_Exercise requirements_.
Quote every line as written. Omit pictures.

•••

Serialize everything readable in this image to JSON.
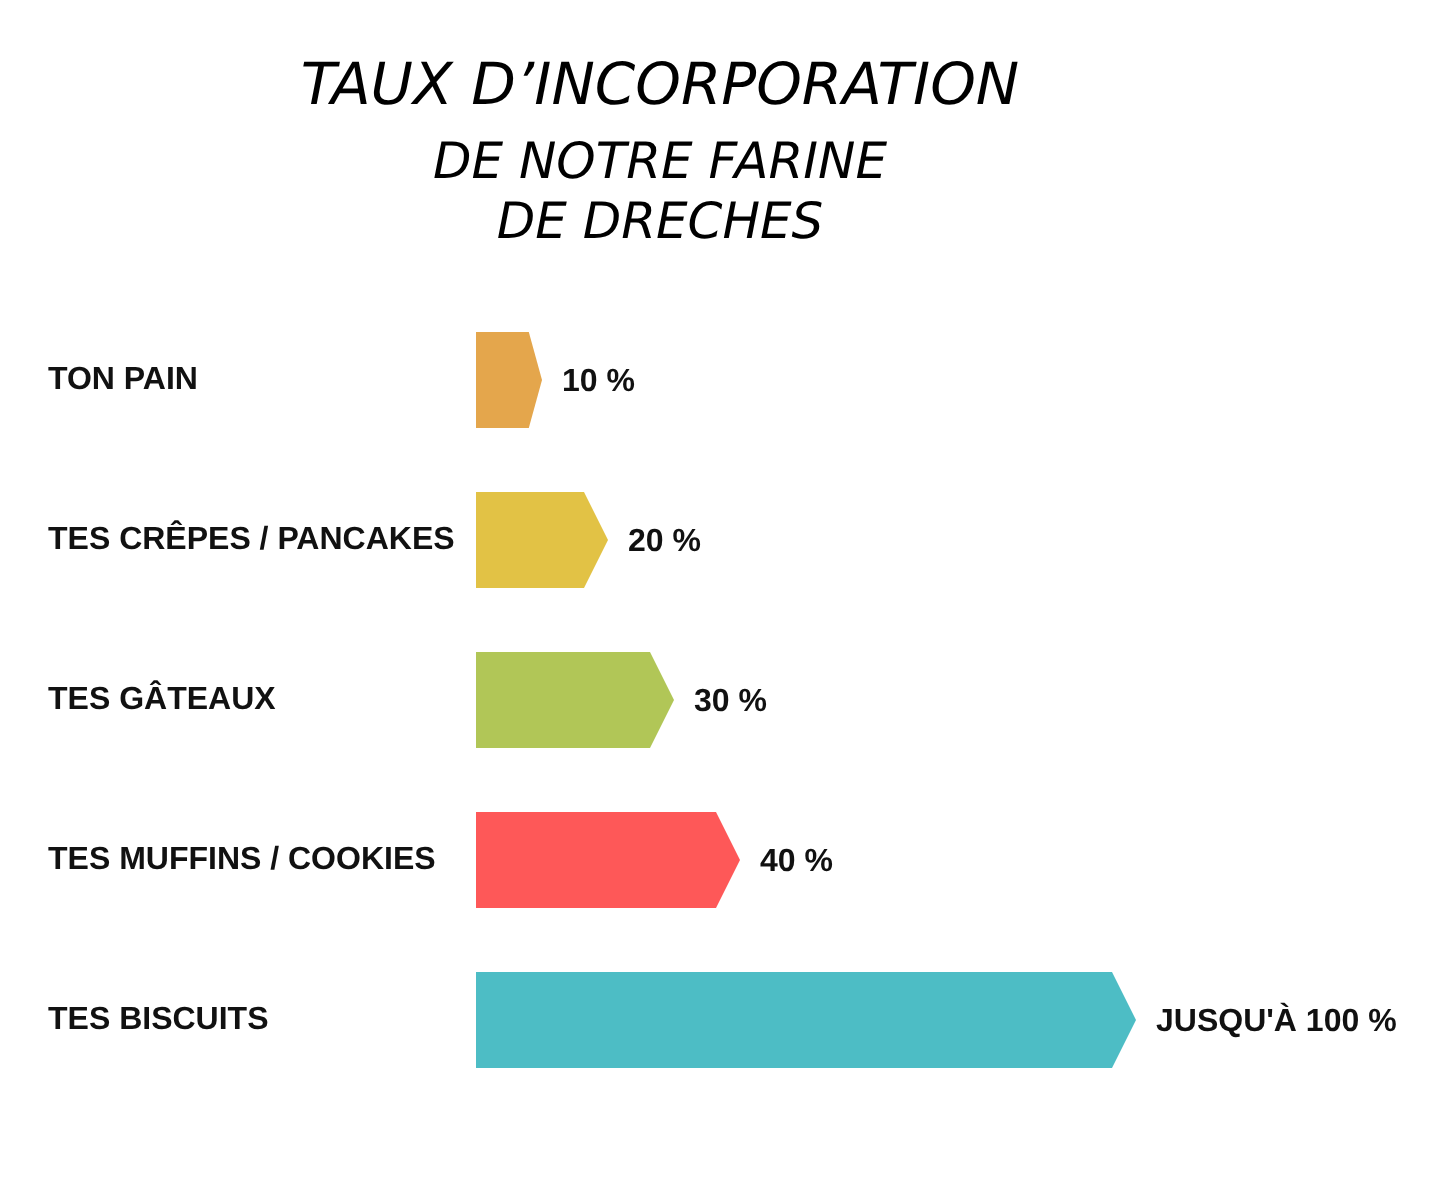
{
  "chart_data": {
    "type": "bar",
    "orientation": "horizontal",
    "title": "TAUX D’INCORPORATION",
    "subtitle": "DE NOTRE FARINE DE DRECHES",
    "categories": [
      "TON PAIN",
      "TES CRÊPES / PANCAKES",
      "TES GÂTEAUX",
      "TES MUFFINS / COOKIES",
      "TES BISCUITS"
    ],
    "values": [
      10,
      20,
      30,
      40,
      100
    ],
    "value_labels": [
      "10 %",
      "20 %",
      "30 %",
      "40 %",
      "JUSQU'À 100 %"
    ],
    "colors": [
      "#e4a64c",
      "#e2c245",
      "#b1c657",
      "#fe5858",
      "#4dbdc5"
    ]
  }
}
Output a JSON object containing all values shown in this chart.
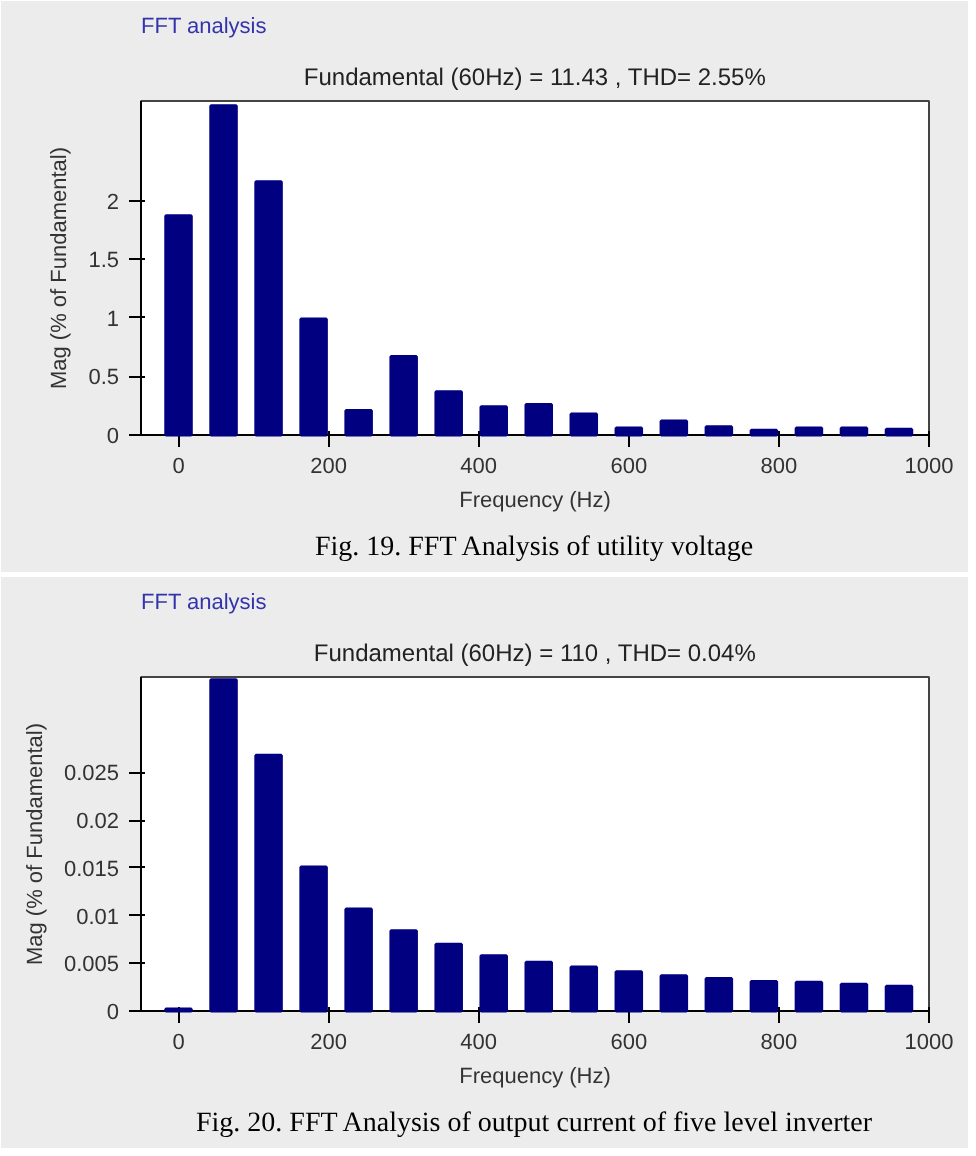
{
  "chart_data": [
    {
      "type": "bar",
      "title": "Fundamental (60Hz) = 11.43 , THD= 2.55%",
      "xlabel": "Frequency (Hz)",
      "ylabel": "Mag (% of Fundamental)",
      "color": "#000080",
      "grid": false,
      "x": [
        0,
        60,
        120,
        180,
        240,
        300,
        360,
        420,
        480,
        540,
        600,
        660,
        720,
        780,
        840,
        900,
        960
      ],
      "values": [
        1.87,
        2.81,
        2.16,
        0.99,
        0.21,
        0.67,
        0.37,
        0.24,
        0.26,
        0.18,
        0.06,
        0.12,
        0.07,
        0.04,
        0.06,
        0.06,
        0.05
      ],
      "xlim": [
        -50,
        1000
      ],
      "xticks": [
        0,
        200,
        400,
        600,
        800,
        1000
      ],
      "ylim": [
        0,
        2.85
      ],
      "yticks": [
        0,
        0.5,
        1,
        1.5,
        2
      ],
      "annotations": [
        "FFT analysis",
        "Fig. 19. FFT Analysis of utility voltage"
      ]
    },
    {
      "type": "bar",
      "title": "Fundamental (60Hz) = 110 , THD= 0.04%",
      "xlabel": "Frequency (Hz)",
      "ylabel": "Mag (% of Fundamental)",
      "color": "#000080",
      "grid": false,
      "x": [
        0,
        60,
        120,
        180,
        240,
        300,
        360,
        420,
        480,
        540,
        600,
        660,
        720,
        780,
        840,
        900,
        960
      ],
      "values": [
        0.0002,
        0.0347,
        0.0268,
        0.0151,
        0.0107,
        0.0084,
        0.007,
        0.0058,
        0.0051,
        0.0046,
        0.0041,
        0.0037,
        0.0034,
        0.0031,
        0.003,
        0.0028,
        0.0026
      ],
      "xlim": [
        -50,
        1000
      ],
      "xticks": [
        0,
        200,
        400,
        600,
        800,
        1000
      ],
      "ylim": [
        0,
        0.035
      ],
      "yticks": [
        0,
        0.005,
        0.01,
        0.015,
        0.02,
        0.025
      ],
      "annotations": [
        "FFT analysis",
        "Fig. 20. FFT Analysis of output current of five level inverter"
      ]
    }
  ]
}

•••

_The completed task_.
Serialize everything readable in this image to JSON.
{
  "chart_data": {
    "type": "bar",
    "orientation": "horizontal",
    "title": "TAUX D’INCORPORATION",
    "subtitle": "DE NOTRE FARINE DE DRECHES",
    "categories": [
      "TON PAIN",
      "TES CRÊPES / PANCAKES",
      "TES GÂTEAUX",
      "TES MUFFINS / COOKIES",
      "TES BISCUITS"
    ],
    "values": [
      10,
      20,
      30,
      40,
      100
    ],
    "value_labels": [
      "10 %",
      "20 %",
      "30 %",
      "40 %",
      "JUSQU'À 100 %"
    ],
    "colors": [
      "#e4a64c",
      "#e2c245",
      "#b1c657",
      "#fe5858",
      "#4dbdc5"
    ]
  }
}
Output a JSON object containing all values shown in this chart.
{
  "chart_data": [
    {
      "type": "bar",
      "title": "Fundamental (60Hz) = 11.43 , THD= 2.55%",
      "xlabel": "Frequency (Hz)",
      "ylabel": "Mag (% of Fundamental)",
      "color": "#000080",
      "grid": false,
      "x": [
        0,
        60,
        120,
        180,
        240,
        300,
        360,
        420,
        480,
        540,
        600,
        660,
        720,
        780,
        840,
        900,
        960
      ],
      "values": [
        1.87,
        2.81,
        2.16,
        0.99,
        0.21,
        0.67,
        0.37,
        0.24,
        0.26,
        0.18,
        0.06,
        0.12,
        0.07,
        0.04,
        0.06,
        0.06,
        0.05
      ],
      "xlim": [
        -50,
        1000
      ],
      "xticks": [
        0,
        200,
        400,
        600,
        800,
        1000
      ],
      "ylim": [
        0,
        2.85
      ],
      "yticks": [
        0,
        0.5,
        1,
        1.5,
        2
      ],
      "annotations": [
        "FFT analysis",
        "Fig. 19. FFT Analysis of utility voltage"
      ]
    },
    {
      "type": "bar",
      "title": "Fundamental (60Hz) = 110 , THD= 0.04%",
      "xlabel": "Frequency (Hz)",
      "ylabel": "Mag (% of Fundamental)",
      "color": "#000080",
      "grid": false,
      "x": [
        0,
        60,
        120,
        180,
        240,
        300,
        360,
        420,
        480,
        540,
        600,
        660,
        720,
        780,
        840,
        900,
        960
      ],
      "values": [
        0.0002,
        0.0347,
        0.0268,
        0.0151,
        0.0107,
        0.0084,
        0.007,
        0.0058,
        0.0051,
        0.0046,
        0.0041,
        0.0037,
        0.0034,
        0.0031,
        0.003,
        0.0028,
        0.0026
      ],
      "xlim": [
        -50,
        1000
      ],
      "xticks": [
        0,
        200,
        400,
        600,
        800,
        1000
      ],
      "ylim": [
        0,
        0.035
      ],
      "yticks": [
        0,
        0.005,
        0.01,
        0.015,
        0.02,
        0.025
      ],
      "annotations": [
        "FFT analysis",
        "Fig. 20. FFT Analysis of output current of five level inverter"
      ]
    }
  ]
}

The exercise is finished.